## Problem to solve
Repeat the material exactly, leaving nothing out.

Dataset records
# # # #

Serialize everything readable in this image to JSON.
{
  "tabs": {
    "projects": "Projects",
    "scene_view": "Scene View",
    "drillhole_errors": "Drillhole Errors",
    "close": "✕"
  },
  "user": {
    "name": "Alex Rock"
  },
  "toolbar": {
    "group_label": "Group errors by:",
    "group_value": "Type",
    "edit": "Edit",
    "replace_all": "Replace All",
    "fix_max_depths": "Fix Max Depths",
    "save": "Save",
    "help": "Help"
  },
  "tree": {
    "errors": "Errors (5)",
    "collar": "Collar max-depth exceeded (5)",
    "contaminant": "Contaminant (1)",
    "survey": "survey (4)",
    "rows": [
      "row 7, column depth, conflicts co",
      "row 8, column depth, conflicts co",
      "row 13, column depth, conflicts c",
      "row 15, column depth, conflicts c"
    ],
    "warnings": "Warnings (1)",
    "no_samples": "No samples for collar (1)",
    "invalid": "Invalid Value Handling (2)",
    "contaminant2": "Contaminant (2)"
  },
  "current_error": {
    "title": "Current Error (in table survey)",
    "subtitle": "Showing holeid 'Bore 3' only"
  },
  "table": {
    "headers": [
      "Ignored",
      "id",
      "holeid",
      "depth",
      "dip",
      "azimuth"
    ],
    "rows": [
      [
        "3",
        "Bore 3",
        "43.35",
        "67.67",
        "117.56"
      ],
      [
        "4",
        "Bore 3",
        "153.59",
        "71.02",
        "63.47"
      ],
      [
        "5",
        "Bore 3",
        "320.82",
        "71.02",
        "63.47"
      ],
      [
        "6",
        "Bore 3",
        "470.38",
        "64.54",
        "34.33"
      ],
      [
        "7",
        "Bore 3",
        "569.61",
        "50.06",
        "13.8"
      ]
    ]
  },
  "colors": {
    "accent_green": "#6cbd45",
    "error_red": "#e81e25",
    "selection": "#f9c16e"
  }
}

# # # #

## Final result
Serialize everything readable in this image to JSON.
{
  "tabs": {
    "projects": "Projects",
    "scene_view": "Scene View",
    "drillhole_errors": "Drillhole Errors",
    "close": "✕"
  },
  "user": {
    "name": "Alex Rock"
  },
  "toolbar": {
    "group_label": "Group errors by:",
    "group_value": "Type",
    "edit": "Edit",
    "replace_all": "Replace All",
    "fix_max_depths": "Fix Max Depths",
    "save": "Save",
    "help": "Help"
  },
  "tree": {
    "errors": "Errors (5)",
    "collar": "Collar max-depth exceeded (5)",
    "contaminant": "Contaminant (1)",
    "survey": "survey (4)",
    "rows": [
      "row 7, column depth, conflicts co",
      "row 8, column depth, conflicts co",
      "row 13, column depth, conflicts c",
      "row 15, column depth, conflicts c"
    ],
    "warnings": "Warnings (1)",
    "no_samples": "No samples for collar (1)",
    "invalid": "Invalid Value Handling (2)",
    "contaminant2": "Contaminant (2)"
  },
  "current_error": {
    "title": "Current Error (in table survey)",
    "subtitle": "Showing holeid 'Bore 3' only"
  },
  "table": {
    "headers": [
      "Ignored",
      "id",
      "holeid",
      "depth",
      "dip",
      "azimuth"
    ],
    "rows": [
      [
        "3",
        "Bore 3",
        "43.35",
        "67.67",
        "117.56"
      ],
      [
        "4",
        "Bore 3",
        "153.59",
        "71.02",
        "63.47"
      ],
      [
        "5",
        "Bore 3",
        "320.82",
        "71.02",
        "63.47"
      ],
      [
        "6",
        "Bore 3",
        "470.38",
        "64.54",
        "34.33"
      ],
      [
        "7",
        "Bore 3",
        "569.61",
        "50.06",
        "13.8"
      ]
    ]
  },
  "colors": {
    "accent_green": "#6cbd45",
    "error_red": "#e81e25",
    "selection": "#f9c16e"
  }
}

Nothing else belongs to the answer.